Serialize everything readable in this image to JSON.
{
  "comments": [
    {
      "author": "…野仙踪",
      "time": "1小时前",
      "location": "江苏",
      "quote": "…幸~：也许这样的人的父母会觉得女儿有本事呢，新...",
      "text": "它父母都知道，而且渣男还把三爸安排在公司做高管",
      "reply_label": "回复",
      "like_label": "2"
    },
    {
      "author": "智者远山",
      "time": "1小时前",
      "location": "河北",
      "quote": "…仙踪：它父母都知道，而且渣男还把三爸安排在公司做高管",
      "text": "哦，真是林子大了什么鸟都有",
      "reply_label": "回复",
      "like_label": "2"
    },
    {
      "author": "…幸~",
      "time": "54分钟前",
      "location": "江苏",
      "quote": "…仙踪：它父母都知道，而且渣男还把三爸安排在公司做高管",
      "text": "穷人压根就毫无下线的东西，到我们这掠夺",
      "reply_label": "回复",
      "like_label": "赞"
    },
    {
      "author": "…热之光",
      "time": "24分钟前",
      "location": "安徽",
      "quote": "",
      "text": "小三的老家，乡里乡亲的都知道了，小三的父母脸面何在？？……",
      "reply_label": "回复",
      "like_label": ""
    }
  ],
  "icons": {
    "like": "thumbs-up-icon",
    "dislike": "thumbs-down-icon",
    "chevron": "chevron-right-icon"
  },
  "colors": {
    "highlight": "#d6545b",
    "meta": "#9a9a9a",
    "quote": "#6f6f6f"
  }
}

WRITTEN TASK: Output every line above without altering anything.

EXERCISE RESPONSE:
Serialize everything readable in this image to JSON.
{
  "comments": [
    {
      "author": "…野仙踪",
      "time": "1小时前",
      "location": "江苏",
      "quote": "…幸~：也许这样的人的父母会觉得女儿有本事呢，新...",
      "text": "它父母都知道，而且渣男还把三爸安排在公司做高管",
      "reply_label": "回复",
      "like_label": "2"
    },
    {
      "author": "智者远山",
      "time": "1小时前",
      "location": "河北",
      "quote": "…仙踪：它父母都知道，而且渣男还把三爸安排在公司做高管",
      "text": "哦，真是林子大了什么鸟都有",
      "reply_label": "回复",
      "like_label": "2"
    },
    {
      "author": "…幸~",
      "time": "54分钟前",
      "location": "江苏",
      "quote": "…仙踪：它父母都知道，而且渣男还把三爸安排在公司做高管",
      "text": "穷人压根就毫无下线的东西，到我们这掠夺",
      "reply_label": "回复",
      "like_label": "赞"
    },
    {
      "author": "…热之光",
      "time": "24分钟前",
      "location": "安徽",
      "quote": "",
      "text": "小三的老家，乡里乡亲的都知道了，小三的父母脸面何在？？……",
      "reply_label": "回复",
      "like_label": ""
    }
  ],
  "icons": {
    "like": "thumbs-up-icon",
    "dislike": "thumbs-down-icon",
    "chevron": "chevron-right-icon"
  },
  "colors": {
    "highlight": "#d6545b",
    "meta": "#9a9a9a",
    "quote": "#6f6f6f"
  }
}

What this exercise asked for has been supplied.